Figure collection entries

━━━━━━━━━━━━━━━━━━━━━━━━━━━━━━

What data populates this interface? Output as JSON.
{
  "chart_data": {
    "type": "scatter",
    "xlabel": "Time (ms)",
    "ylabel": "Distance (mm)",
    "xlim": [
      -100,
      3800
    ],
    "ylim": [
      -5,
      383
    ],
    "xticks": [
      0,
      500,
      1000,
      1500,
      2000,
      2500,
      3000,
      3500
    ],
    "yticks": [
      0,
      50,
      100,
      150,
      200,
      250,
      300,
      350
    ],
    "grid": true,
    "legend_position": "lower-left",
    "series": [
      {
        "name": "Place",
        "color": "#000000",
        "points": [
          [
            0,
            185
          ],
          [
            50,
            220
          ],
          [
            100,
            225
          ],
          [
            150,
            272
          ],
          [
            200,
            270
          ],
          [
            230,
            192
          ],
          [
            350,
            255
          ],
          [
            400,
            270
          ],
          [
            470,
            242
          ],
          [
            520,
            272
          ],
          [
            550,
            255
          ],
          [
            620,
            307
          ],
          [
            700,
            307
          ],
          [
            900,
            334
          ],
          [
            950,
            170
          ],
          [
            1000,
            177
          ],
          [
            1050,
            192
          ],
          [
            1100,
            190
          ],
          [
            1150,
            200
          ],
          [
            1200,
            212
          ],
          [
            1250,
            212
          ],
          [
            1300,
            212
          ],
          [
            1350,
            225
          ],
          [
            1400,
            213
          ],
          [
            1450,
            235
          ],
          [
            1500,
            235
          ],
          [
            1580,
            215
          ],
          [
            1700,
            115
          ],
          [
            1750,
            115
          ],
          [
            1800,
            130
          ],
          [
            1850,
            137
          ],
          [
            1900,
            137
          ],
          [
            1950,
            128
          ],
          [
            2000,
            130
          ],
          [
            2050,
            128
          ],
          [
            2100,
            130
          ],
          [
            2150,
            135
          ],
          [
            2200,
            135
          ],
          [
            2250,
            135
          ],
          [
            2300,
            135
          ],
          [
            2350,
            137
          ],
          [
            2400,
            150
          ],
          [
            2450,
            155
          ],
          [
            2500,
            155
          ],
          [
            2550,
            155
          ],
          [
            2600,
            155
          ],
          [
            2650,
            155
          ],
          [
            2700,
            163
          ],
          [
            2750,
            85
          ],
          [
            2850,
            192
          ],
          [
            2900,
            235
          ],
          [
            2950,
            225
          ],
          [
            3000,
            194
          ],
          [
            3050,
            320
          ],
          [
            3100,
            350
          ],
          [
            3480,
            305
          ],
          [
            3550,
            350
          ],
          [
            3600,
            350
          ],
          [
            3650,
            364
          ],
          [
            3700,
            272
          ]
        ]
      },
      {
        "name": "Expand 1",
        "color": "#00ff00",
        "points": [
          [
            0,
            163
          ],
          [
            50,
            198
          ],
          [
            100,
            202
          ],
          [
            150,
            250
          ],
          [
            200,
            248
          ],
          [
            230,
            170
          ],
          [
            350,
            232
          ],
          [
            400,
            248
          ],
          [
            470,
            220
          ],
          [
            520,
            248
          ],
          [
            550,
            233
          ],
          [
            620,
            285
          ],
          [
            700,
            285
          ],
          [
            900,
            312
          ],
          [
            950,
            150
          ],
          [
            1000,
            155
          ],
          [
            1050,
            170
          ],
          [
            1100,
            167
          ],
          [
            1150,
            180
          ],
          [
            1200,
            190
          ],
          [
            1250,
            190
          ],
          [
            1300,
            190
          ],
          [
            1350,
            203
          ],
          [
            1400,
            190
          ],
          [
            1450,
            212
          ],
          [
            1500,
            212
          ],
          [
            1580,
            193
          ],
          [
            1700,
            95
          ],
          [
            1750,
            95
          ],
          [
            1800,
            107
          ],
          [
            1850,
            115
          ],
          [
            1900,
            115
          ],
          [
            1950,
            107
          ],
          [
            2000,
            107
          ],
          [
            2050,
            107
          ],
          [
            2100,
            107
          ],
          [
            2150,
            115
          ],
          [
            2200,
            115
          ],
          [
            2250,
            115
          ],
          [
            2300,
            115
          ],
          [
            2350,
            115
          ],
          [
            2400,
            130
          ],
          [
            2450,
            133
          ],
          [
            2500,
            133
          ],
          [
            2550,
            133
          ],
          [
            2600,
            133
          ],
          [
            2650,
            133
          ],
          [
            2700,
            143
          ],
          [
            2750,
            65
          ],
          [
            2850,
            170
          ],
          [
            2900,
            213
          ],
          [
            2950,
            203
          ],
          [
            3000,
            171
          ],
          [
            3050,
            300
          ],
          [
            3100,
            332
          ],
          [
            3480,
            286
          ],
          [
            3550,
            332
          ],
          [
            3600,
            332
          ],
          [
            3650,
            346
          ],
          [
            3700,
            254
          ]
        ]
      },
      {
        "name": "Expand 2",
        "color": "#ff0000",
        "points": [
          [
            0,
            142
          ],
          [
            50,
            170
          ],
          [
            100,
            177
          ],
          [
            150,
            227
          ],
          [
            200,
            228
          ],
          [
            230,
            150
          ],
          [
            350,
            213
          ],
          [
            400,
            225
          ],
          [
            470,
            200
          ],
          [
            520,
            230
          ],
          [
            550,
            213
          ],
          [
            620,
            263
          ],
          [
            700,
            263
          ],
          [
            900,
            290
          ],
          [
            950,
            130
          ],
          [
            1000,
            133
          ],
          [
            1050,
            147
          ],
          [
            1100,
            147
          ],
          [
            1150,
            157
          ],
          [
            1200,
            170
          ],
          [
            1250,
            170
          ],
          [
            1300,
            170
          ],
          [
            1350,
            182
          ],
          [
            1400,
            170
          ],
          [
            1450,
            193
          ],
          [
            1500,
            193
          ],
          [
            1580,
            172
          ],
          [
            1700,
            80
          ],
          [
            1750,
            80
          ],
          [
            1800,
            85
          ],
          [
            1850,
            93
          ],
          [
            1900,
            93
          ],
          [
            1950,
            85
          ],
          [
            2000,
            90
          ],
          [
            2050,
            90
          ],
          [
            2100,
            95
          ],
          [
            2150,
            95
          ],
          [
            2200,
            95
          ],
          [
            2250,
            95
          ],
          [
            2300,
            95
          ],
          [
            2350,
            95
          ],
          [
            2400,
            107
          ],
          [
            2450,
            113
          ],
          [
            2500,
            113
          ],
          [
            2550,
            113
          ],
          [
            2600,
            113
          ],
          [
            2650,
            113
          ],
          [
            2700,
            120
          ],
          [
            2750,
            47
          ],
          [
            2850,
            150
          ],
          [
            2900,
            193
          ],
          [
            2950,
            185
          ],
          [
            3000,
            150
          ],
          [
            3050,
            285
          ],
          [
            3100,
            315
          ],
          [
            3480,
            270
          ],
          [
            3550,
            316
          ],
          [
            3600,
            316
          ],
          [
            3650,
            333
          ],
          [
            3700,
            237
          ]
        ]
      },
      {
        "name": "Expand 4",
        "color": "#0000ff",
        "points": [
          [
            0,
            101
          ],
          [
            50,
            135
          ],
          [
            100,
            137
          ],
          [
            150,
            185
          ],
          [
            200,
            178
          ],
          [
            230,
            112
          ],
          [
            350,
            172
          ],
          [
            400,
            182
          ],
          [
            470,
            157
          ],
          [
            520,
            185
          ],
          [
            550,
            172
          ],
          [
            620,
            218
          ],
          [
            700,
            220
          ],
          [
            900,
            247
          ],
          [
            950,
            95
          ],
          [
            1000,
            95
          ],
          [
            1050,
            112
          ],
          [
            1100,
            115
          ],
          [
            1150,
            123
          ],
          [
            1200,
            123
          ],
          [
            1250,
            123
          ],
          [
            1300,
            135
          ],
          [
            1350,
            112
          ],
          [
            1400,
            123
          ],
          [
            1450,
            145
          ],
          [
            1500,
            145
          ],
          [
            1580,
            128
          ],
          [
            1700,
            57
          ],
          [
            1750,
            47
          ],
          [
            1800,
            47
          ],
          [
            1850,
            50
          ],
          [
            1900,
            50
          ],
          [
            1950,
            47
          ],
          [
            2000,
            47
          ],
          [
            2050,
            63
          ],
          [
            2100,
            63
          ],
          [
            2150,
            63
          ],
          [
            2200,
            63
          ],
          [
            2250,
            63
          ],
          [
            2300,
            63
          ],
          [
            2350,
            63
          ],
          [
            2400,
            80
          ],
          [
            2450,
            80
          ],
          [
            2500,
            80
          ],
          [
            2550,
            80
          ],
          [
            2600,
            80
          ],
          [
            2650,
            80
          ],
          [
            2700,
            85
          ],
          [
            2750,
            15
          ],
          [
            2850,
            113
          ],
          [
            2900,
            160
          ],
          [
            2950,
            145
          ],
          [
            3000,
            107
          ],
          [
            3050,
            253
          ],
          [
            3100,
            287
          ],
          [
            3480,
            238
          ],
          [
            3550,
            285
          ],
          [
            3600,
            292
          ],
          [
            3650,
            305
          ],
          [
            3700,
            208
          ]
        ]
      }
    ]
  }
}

━━━━━━━━━━━━━━━━━━━━━━━━━━━━━━

Set problem
Count the lines of these entries that hold the string "color", and give only that number.

Output below
4